* [STATED TASK 1]
List every node that the Slurm and OpenMPI setup guide names, giving each node's IP address and role.

* [EXTRACTED TEXT]

Skip to content

安装 Slurm 和 OpenMPI

  • Slurm: A highly scalable cluster management and job scheduling system.
  • OpenMPI: A high-performance message passing library.
  • OS: Ubuntu 22.04 LTS
  • Slurm Version: 21.08
  • Shared Directory: /shared_workdir (NFS)
  • Nodes:
    • slurmmaster (192.168.120.133): Controller Node
    • slurm1 (192.168.120.131): Compute Node
    • slurm2 (192.168.120.132): Compute Node

Perform these steps on all nodes (Master and Clients).

Edit /etc/hosts to ensure all nodes can resolve each other by name.

192.168.120.133 slurmmaster
192.168.120.131 slurm1
192.168.120.132 slurm2

Generate SSH keys on all nodes.

* [Collection entries]
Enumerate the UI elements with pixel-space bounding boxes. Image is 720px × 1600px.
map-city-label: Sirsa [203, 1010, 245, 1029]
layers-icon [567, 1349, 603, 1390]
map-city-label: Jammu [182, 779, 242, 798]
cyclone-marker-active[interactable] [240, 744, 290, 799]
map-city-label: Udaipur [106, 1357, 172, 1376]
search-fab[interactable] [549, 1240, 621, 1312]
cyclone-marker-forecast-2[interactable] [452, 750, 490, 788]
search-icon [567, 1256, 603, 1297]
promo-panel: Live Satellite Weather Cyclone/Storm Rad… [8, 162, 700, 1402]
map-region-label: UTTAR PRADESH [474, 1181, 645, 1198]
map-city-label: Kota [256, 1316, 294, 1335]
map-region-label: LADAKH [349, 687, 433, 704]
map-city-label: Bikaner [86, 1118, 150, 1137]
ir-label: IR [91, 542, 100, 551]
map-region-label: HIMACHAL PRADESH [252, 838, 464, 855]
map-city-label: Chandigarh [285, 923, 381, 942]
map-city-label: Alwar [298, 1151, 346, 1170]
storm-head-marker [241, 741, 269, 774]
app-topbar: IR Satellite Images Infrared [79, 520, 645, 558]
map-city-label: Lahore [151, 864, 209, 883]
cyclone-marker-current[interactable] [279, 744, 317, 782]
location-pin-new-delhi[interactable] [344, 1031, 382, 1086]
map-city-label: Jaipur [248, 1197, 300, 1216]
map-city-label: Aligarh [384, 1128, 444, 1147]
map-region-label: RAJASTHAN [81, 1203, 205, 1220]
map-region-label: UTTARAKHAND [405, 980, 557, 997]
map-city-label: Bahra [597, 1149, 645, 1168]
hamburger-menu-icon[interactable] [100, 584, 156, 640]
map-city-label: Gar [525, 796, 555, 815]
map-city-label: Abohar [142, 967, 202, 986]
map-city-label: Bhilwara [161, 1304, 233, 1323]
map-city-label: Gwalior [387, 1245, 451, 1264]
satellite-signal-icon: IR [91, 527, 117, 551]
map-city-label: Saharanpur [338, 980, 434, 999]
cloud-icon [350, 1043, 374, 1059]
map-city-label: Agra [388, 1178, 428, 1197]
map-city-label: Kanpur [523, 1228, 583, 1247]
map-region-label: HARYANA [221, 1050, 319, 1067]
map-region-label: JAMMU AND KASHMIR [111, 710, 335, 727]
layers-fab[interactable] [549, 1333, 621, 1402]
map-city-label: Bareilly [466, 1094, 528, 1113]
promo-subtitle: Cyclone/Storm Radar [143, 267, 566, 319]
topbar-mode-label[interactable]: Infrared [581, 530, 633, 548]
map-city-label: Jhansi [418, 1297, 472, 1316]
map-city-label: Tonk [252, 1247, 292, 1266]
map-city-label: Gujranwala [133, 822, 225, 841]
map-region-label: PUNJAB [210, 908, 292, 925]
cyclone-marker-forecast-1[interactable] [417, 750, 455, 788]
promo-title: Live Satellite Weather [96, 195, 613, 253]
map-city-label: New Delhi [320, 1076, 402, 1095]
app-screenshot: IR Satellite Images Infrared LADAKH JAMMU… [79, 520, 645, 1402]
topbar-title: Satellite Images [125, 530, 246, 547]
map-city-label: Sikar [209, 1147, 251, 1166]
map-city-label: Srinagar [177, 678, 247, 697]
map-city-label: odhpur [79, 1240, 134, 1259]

* [STATED TASK 2]
Recast the records as a JSON list of strings, one string per line and no blank lines. Start with the first line of the records and go on through the line with "cyclone-marker-forecast-2[interactable] [452, 750, 490, 788]".

* [SOLUTION 1]
- slurmmaster: 192.168.120.133, Controller Node
- slurm1: 192.168.120.131, Compute Node
- slurm2: 192.168.120.132, Compute Node

* [SOLUTION 2]
[
  "Enumerate the UI elements with pixel-space bounding boxes. Image is 720px × 1600px.",
  "map-city-label: Sirsa [203, 1010, 245, 1029]",
  "layers-icon [567, 1349, 603, 1390]",
  "map-city-label: Jammu [182, 779, 242, 798]",
  "cyclone-marker-active[interactable] [240, 744, 290, 799]",
  "map-city-label: Udaipur [106, 1357, 172, 1376]",
  "search-fab[interactable] [549, 1240, 621, 1312]",
  "cyclone-marker-forecast-2[interactable] [452, 750, 490, 788]"
]